_Work to complete:_ Write the count of lines that contain the word "usage" and nothing else.

_Records:_
********************
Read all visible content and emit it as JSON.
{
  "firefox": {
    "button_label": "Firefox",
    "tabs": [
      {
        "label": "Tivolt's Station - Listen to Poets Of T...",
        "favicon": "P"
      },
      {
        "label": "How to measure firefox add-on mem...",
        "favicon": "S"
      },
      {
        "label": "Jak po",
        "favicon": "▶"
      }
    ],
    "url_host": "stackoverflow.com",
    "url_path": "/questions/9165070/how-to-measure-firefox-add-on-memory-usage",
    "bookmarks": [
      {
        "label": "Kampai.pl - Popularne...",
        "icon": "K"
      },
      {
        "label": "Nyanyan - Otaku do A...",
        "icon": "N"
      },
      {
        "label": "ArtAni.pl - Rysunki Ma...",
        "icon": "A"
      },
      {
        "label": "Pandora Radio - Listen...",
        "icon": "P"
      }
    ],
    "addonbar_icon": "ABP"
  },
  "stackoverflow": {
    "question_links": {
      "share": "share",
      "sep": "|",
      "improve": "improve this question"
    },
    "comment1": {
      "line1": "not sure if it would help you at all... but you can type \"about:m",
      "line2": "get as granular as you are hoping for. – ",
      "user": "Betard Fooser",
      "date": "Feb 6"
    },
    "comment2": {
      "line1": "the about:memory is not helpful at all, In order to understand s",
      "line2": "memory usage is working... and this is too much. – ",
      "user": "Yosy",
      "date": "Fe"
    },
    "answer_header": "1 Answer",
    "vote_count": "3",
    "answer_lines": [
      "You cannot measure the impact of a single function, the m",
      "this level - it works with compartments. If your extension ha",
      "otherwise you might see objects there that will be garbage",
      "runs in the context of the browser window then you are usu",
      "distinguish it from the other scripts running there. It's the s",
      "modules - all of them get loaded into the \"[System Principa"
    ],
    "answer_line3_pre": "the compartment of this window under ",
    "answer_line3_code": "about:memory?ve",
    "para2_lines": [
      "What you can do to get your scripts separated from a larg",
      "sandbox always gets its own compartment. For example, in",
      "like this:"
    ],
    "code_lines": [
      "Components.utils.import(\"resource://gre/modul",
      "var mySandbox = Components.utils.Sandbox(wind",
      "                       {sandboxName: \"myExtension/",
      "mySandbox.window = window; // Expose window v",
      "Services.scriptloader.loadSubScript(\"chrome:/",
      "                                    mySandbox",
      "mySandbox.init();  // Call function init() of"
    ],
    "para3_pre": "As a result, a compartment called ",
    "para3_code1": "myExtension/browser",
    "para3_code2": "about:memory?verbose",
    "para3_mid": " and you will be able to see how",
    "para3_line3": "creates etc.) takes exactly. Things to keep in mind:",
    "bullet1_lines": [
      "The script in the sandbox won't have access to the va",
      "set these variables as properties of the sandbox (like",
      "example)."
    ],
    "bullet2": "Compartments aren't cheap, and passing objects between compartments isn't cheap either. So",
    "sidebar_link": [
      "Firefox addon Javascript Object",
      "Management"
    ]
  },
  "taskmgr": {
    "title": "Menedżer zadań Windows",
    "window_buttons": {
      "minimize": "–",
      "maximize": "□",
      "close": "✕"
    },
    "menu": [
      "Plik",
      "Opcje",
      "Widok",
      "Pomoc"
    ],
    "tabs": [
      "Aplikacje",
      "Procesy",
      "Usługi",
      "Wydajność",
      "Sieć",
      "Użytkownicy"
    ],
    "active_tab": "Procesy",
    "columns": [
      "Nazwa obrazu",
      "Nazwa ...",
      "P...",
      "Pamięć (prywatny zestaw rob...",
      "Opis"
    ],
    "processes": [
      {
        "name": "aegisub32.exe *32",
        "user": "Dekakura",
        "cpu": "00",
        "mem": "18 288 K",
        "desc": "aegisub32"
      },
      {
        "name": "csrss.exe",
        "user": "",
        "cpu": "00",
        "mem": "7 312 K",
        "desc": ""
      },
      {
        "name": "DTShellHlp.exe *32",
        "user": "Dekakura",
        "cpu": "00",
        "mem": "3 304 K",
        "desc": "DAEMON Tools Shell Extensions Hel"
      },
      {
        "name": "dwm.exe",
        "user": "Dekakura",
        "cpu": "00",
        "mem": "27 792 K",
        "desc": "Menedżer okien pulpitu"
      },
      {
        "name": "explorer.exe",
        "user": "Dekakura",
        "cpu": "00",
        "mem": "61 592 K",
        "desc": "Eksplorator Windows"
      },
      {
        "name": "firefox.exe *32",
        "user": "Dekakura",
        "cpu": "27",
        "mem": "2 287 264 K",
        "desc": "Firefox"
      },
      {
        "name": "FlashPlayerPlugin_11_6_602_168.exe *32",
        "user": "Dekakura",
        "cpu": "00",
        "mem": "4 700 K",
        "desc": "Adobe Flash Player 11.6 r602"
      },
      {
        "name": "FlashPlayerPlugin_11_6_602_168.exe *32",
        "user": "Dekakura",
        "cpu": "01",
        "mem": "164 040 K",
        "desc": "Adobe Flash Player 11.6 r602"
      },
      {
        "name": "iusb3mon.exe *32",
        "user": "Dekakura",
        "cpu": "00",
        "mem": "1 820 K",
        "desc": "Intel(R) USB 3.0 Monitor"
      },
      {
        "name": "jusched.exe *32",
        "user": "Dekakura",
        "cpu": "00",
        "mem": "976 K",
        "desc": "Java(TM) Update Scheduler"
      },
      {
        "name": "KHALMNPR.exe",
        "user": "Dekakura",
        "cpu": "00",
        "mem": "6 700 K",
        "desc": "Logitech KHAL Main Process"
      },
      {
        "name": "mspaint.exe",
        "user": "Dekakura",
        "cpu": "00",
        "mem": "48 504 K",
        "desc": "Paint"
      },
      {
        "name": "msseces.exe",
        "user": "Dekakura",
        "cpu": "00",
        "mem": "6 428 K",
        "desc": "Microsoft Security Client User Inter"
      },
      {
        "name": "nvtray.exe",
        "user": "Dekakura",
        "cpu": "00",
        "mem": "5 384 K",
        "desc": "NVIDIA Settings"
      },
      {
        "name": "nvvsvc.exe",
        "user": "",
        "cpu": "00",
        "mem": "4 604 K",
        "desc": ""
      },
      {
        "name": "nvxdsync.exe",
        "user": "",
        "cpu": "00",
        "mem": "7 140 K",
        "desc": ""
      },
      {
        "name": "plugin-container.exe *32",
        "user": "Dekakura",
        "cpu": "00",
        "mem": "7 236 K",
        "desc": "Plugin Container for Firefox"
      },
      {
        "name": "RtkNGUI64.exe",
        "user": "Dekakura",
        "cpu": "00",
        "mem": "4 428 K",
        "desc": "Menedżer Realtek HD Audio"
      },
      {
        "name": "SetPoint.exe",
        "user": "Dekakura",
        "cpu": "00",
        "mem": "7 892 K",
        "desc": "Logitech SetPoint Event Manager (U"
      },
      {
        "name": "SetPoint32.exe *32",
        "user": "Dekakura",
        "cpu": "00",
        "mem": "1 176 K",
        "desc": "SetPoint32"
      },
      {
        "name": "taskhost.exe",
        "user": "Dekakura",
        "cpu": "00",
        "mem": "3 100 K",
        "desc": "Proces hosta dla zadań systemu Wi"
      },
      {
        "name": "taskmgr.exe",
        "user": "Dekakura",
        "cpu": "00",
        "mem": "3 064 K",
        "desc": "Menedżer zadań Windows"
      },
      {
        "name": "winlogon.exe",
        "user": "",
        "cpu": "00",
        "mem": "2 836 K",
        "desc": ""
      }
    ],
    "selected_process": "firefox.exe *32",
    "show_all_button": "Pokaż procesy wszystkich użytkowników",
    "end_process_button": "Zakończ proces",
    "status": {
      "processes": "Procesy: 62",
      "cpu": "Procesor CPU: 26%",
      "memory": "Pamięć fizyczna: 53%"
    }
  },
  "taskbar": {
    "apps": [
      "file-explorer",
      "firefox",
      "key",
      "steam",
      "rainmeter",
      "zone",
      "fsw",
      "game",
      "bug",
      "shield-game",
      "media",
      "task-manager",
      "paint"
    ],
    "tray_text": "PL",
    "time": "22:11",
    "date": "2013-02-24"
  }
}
********************
_Solution for this problem:_ 2